◆ **Dataset entries**:
------------------------------------------------

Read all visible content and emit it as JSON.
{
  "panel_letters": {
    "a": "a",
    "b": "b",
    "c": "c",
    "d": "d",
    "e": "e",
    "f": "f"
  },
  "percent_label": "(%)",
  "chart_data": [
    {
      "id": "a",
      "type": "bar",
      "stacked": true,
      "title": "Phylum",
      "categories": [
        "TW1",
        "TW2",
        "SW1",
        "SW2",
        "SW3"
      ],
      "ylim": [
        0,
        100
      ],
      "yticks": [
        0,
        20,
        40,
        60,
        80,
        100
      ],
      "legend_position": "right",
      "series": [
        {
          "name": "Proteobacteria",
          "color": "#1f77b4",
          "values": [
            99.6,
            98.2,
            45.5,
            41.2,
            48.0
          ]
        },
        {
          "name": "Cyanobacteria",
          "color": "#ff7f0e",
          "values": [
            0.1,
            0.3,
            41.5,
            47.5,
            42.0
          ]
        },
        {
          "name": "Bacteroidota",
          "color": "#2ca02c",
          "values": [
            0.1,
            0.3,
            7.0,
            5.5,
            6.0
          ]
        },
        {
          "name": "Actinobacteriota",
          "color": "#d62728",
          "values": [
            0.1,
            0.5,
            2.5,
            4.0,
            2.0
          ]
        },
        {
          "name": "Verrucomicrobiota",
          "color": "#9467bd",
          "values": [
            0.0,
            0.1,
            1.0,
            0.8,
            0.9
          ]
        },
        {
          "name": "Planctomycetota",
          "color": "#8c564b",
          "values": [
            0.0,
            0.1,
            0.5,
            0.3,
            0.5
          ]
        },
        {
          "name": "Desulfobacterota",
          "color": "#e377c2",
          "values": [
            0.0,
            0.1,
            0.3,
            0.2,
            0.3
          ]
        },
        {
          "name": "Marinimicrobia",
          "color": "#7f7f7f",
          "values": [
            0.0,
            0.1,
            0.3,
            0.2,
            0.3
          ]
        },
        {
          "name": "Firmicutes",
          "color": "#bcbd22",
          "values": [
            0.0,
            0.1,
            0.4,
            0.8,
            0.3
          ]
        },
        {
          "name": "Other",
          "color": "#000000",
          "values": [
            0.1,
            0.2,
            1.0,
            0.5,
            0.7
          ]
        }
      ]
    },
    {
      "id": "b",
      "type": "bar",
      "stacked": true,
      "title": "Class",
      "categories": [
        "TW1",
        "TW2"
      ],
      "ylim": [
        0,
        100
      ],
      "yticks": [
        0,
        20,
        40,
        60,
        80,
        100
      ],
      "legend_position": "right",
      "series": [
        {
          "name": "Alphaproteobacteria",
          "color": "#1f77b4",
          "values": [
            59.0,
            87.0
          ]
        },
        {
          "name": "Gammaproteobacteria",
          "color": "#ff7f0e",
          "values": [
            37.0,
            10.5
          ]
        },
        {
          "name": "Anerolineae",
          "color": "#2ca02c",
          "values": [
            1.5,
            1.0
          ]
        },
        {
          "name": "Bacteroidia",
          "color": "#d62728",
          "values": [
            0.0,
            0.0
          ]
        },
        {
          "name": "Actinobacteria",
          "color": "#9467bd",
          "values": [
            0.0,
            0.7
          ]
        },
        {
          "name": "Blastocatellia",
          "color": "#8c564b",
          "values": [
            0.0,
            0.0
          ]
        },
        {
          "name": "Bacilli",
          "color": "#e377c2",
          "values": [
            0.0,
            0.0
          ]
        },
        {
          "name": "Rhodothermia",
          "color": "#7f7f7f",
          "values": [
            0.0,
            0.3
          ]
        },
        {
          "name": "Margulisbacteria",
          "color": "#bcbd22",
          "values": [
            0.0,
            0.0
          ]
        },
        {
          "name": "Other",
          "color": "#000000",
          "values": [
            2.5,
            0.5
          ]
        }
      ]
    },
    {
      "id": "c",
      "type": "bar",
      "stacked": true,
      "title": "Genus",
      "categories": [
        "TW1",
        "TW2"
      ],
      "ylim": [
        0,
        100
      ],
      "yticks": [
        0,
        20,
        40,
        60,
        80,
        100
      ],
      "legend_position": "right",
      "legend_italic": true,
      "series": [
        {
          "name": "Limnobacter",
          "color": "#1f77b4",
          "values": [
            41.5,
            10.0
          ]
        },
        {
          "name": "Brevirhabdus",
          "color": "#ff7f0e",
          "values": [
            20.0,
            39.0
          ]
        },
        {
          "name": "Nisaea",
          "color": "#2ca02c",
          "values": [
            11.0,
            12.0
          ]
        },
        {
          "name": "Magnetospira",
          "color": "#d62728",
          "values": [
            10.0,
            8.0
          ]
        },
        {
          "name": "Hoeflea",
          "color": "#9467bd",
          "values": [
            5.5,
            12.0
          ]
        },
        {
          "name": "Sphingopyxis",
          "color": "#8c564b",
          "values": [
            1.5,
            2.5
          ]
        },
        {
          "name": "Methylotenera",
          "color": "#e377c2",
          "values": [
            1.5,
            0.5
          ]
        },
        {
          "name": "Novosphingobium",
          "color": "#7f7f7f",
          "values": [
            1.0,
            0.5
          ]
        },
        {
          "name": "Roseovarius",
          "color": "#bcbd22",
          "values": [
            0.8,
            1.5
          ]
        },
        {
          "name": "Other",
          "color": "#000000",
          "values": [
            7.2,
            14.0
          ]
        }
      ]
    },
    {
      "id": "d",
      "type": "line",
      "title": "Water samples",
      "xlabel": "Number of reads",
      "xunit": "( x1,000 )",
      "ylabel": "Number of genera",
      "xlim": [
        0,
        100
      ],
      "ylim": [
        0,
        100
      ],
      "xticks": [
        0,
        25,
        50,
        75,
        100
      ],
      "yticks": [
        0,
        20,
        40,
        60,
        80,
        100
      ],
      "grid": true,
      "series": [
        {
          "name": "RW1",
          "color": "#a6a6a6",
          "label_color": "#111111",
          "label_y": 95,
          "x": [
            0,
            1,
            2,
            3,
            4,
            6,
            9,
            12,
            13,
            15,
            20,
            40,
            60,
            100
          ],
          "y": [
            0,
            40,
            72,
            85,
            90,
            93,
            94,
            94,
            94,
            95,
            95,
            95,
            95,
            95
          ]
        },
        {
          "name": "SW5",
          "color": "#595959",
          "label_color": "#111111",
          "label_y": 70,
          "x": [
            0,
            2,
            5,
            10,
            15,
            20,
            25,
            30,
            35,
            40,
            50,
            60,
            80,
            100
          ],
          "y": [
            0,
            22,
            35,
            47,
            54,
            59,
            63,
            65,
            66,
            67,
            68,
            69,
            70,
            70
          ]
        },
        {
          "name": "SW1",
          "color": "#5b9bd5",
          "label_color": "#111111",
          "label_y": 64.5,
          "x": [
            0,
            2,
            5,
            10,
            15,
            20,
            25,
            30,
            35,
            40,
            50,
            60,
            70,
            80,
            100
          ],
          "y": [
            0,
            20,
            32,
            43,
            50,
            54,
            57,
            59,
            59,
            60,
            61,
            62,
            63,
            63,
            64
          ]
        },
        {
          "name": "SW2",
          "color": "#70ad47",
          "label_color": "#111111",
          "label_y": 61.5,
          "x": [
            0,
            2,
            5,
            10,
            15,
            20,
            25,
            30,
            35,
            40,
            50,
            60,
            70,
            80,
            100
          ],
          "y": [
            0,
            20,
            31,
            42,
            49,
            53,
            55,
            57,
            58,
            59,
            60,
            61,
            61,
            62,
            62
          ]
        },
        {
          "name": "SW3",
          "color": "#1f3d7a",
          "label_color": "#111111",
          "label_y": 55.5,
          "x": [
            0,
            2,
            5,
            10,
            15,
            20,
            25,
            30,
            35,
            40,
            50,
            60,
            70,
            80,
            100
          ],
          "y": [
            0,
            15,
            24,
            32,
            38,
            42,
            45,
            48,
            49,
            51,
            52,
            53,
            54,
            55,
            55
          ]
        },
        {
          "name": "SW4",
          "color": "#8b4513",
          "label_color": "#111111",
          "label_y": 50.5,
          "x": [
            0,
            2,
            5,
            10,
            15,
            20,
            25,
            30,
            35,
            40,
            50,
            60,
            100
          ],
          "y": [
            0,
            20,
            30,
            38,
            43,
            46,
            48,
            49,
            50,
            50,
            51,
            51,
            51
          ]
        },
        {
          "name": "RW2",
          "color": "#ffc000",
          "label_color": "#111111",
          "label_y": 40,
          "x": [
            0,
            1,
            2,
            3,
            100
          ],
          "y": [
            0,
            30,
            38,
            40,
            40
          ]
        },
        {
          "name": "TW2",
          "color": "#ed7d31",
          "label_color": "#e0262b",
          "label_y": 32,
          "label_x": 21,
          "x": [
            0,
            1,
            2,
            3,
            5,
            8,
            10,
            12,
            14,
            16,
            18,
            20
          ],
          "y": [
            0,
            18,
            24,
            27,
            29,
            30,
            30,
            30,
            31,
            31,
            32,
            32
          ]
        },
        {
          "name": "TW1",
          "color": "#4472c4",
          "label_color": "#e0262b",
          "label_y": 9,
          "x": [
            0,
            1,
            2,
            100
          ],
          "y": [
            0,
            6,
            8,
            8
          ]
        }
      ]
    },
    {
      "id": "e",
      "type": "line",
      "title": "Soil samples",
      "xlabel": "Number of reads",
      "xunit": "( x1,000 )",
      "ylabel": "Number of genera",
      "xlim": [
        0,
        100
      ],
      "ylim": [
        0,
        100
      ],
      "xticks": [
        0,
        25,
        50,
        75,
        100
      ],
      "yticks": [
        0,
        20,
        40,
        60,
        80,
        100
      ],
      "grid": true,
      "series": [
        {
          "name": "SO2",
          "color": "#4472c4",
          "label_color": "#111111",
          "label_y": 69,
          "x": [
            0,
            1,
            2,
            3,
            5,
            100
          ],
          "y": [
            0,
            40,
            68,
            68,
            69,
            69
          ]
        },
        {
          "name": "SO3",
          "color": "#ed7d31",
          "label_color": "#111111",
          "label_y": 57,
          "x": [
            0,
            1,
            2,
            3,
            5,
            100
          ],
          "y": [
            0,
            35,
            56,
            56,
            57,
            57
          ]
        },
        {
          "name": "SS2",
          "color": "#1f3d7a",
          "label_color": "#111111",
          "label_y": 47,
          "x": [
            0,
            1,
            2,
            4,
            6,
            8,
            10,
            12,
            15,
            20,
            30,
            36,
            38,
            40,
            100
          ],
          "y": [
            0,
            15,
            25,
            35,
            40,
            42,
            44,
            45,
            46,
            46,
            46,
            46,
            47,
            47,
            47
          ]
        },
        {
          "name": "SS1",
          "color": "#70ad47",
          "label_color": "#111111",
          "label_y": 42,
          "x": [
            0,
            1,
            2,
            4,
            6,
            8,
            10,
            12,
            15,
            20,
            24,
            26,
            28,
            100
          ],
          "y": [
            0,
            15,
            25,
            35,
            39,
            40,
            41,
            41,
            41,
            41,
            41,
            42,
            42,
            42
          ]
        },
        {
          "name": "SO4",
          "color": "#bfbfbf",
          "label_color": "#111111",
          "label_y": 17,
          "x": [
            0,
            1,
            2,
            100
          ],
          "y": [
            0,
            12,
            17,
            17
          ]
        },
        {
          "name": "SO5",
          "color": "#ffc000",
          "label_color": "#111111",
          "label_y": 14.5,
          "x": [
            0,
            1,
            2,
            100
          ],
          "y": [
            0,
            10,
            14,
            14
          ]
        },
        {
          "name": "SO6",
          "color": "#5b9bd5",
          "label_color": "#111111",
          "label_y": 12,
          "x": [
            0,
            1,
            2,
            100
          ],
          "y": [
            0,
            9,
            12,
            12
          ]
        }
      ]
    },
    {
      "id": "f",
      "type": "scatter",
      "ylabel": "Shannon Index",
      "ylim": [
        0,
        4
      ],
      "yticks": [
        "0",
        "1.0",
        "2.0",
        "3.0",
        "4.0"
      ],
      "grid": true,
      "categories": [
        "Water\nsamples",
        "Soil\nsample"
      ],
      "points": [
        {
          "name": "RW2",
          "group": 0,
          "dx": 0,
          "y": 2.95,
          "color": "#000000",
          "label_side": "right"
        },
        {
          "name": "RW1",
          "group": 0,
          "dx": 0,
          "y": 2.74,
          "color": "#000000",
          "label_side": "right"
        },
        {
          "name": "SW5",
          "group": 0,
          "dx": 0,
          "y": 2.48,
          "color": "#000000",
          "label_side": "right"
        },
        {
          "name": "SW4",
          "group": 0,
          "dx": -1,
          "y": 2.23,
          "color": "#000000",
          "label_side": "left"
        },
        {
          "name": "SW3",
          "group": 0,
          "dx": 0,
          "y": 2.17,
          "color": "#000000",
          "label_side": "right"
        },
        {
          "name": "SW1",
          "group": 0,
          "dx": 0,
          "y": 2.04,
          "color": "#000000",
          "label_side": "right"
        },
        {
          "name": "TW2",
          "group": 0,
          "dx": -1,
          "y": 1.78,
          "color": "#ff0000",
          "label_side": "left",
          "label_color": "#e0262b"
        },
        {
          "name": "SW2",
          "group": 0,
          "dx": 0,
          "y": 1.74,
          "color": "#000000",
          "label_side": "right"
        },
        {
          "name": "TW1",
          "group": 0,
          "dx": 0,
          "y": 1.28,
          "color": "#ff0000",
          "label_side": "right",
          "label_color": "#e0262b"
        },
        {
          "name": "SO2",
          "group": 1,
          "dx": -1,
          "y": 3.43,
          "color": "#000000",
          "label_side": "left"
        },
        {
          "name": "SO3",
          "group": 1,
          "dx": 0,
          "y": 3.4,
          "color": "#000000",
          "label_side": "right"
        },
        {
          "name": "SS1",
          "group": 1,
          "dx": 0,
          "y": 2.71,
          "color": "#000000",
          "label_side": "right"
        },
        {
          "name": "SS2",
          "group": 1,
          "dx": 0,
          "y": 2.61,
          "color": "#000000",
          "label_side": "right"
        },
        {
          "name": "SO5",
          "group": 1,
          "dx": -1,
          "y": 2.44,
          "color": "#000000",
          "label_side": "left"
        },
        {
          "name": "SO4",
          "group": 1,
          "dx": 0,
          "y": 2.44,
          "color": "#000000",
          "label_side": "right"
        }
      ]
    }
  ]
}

------------------------------------------------

◆ **Your instructions**: Show the lines above with "Water".

◆ **Solution to this exercise**:
      "title": "Water samples",
        "Water\nsamples",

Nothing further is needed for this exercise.